▶ **EXERCISE AIM**
Each line of the material below that holds the word "this" needs to be copied.

┄┄┄┄┄┄┄┄┄┄┄┄┄┄┄┄┄┄┄┄

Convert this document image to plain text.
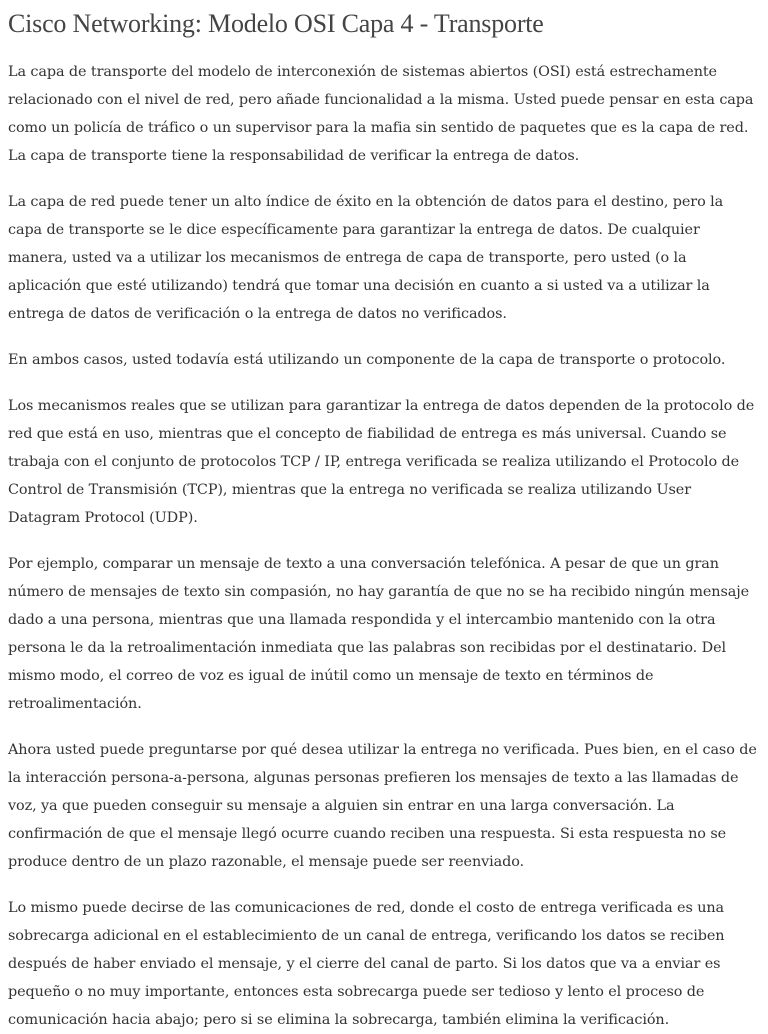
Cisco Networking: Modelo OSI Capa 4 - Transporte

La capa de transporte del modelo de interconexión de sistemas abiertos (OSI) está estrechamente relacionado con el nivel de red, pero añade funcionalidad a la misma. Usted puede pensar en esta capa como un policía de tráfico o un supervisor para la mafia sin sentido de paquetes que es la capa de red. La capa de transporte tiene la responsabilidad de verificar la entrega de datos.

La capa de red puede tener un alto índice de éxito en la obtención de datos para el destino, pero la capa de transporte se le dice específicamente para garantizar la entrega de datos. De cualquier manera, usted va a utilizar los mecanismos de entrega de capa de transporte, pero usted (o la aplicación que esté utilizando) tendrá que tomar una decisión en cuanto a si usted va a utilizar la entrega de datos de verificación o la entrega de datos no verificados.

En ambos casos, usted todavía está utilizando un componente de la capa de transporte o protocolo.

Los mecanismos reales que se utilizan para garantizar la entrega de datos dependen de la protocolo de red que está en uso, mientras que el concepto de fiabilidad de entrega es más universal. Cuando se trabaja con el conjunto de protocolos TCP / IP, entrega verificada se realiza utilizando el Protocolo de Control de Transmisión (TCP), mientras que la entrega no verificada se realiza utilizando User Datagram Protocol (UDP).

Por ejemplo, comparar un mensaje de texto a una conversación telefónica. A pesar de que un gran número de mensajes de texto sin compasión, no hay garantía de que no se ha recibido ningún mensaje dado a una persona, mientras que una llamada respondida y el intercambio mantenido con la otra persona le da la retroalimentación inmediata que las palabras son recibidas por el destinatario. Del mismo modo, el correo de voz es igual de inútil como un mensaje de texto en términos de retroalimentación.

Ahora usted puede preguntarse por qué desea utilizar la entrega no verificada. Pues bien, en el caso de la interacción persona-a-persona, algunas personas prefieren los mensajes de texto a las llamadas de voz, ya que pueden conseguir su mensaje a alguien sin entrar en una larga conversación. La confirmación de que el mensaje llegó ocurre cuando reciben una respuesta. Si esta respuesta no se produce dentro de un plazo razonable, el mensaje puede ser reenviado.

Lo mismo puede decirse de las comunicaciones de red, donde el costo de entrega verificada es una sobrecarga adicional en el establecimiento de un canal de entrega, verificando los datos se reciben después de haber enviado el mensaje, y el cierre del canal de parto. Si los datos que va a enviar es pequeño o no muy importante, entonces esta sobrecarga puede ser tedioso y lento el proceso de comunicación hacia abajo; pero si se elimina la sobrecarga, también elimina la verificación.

┄┄┄┄┄┄┄┄┄┄┄┄┄┄┄┄┄┄┄┄

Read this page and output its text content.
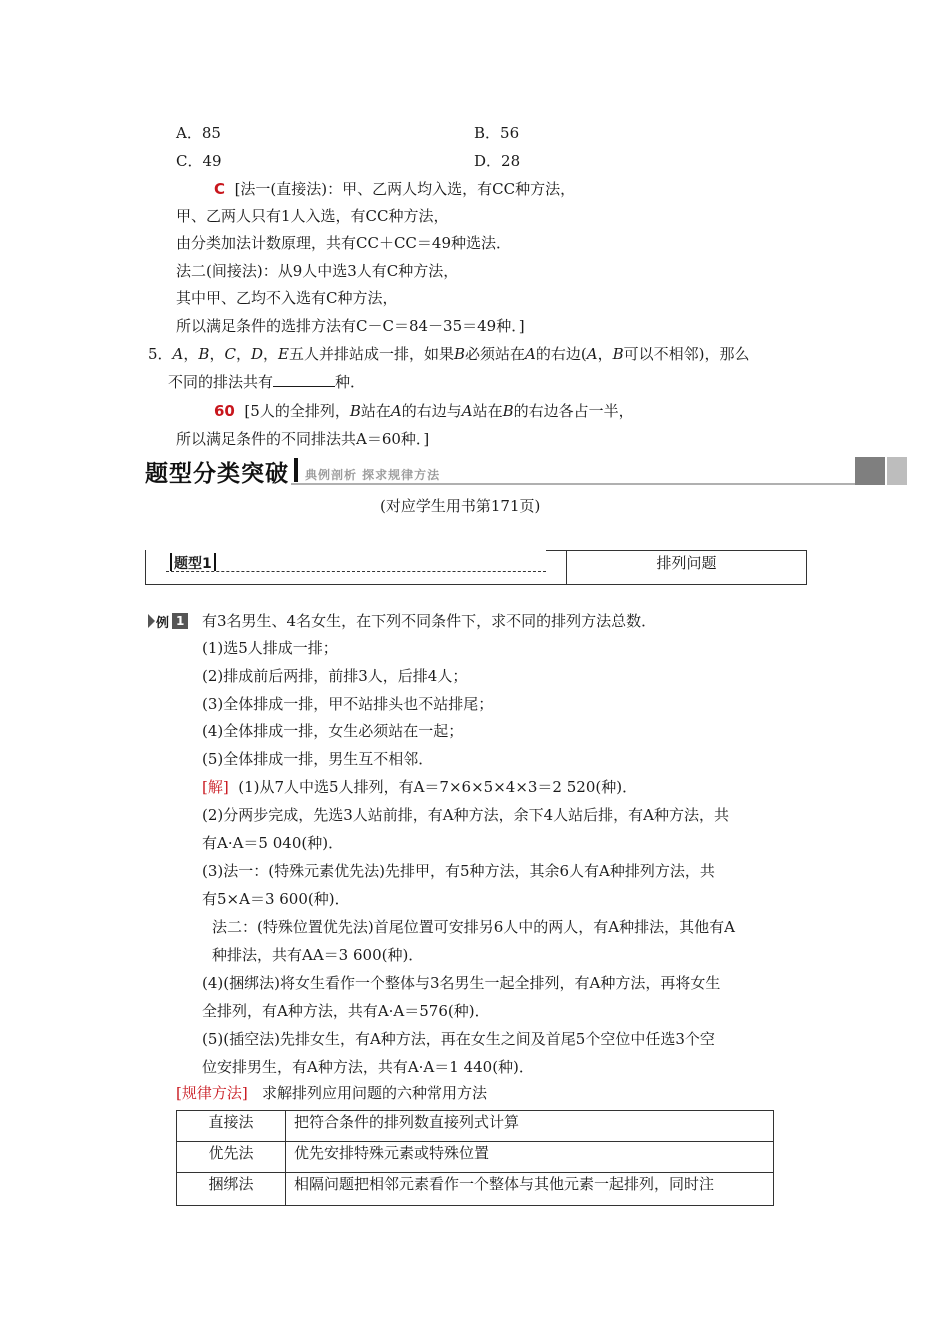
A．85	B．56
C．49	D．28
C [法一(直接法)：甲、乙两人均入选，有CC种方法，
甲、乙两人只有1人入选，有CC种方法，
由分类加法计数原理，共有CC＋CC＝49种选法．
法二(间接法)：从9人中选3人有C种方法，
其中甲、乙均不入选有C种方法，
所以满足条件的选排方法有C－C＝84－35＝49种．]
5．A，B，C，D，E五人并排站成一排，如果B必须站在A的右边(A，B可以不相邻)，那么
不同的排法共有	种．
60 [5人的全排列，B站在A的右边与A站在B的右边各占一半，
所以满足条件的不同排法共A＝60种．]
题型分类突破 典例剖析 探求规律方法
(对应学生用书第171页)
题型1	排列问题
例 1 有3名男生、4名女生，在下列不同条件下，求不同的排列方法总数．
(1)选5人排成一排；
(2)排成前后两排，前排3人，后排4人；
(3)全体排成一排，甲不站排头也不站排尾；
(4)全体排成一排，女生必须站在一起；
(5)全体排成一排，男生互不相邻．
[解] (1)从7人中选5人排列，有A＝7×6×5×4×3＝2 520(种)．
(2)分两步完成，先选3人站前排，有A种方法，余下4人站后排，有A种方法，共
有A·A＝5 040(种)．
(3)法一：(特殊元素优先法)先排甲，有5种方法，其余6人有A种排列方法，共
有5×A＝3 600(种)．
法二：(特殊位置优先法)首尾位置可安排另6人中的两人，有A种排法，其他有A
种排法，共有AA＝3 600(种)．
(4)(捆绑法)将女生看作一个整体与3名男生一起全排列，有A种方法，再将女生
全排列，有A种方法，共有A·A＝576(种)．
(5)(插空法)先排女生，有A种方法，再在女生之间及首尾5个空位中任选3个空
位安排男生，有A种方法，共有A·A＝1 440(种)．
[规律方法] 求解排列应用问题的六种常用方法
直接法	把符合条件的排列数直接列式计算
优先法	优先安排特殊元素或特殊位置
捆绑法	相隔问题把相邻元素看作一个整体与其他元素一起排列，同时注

┄┄┄┄┄┄┄┄┄┄┄┄┄┄┄┄┄┄┄┄

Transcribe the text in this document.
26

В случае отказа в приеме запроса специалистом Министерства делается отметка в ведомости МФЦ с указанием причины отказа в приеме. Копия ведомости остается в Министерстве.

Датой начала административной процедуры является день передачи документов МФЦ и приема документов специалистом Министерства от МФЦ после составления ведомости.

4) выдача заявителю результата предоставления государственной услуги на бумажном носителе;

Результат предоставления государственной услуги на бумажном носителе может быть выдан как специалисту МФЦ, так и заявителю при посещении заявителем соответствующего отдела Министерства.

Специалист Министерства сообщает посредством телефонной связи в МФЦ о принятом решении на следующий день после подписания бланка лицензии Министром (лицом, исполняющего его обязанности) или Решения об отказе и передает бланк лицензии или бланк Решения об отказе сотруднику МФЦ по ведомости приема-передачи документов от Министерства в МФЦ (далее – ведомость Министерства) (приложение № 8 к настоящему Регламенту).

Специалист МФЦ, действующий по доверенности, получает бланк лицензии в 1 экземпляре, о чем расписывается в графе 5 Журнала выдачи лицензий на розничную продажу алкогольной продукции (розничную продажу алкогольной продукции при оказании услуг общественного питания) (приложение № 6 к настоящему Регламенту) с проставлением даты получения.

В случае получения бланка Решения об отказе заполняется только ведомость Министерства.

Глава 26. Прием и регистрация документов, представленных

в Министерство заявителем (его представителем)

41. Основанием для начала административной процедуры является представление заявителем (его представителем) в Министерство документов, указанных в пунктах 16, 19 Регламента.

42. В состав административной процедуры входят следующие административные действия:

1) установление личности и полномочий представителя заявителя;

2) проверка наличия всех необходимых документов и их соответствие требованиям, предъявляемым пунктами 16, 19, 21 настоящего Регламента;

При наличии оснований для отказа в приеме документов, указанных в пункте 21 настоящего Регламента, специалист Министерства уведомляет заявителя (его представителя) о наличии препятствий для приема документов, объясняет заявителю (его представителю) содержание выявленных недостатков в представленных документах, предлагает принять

┄┄┄┄┄┄┄┄┄┄┄┄┄┄┄┄┄┄┄┄

▶ **CORRECT RESULT**
Convert this document image to plain text.
Read this page and output its text content.
Transcribe the text in this document.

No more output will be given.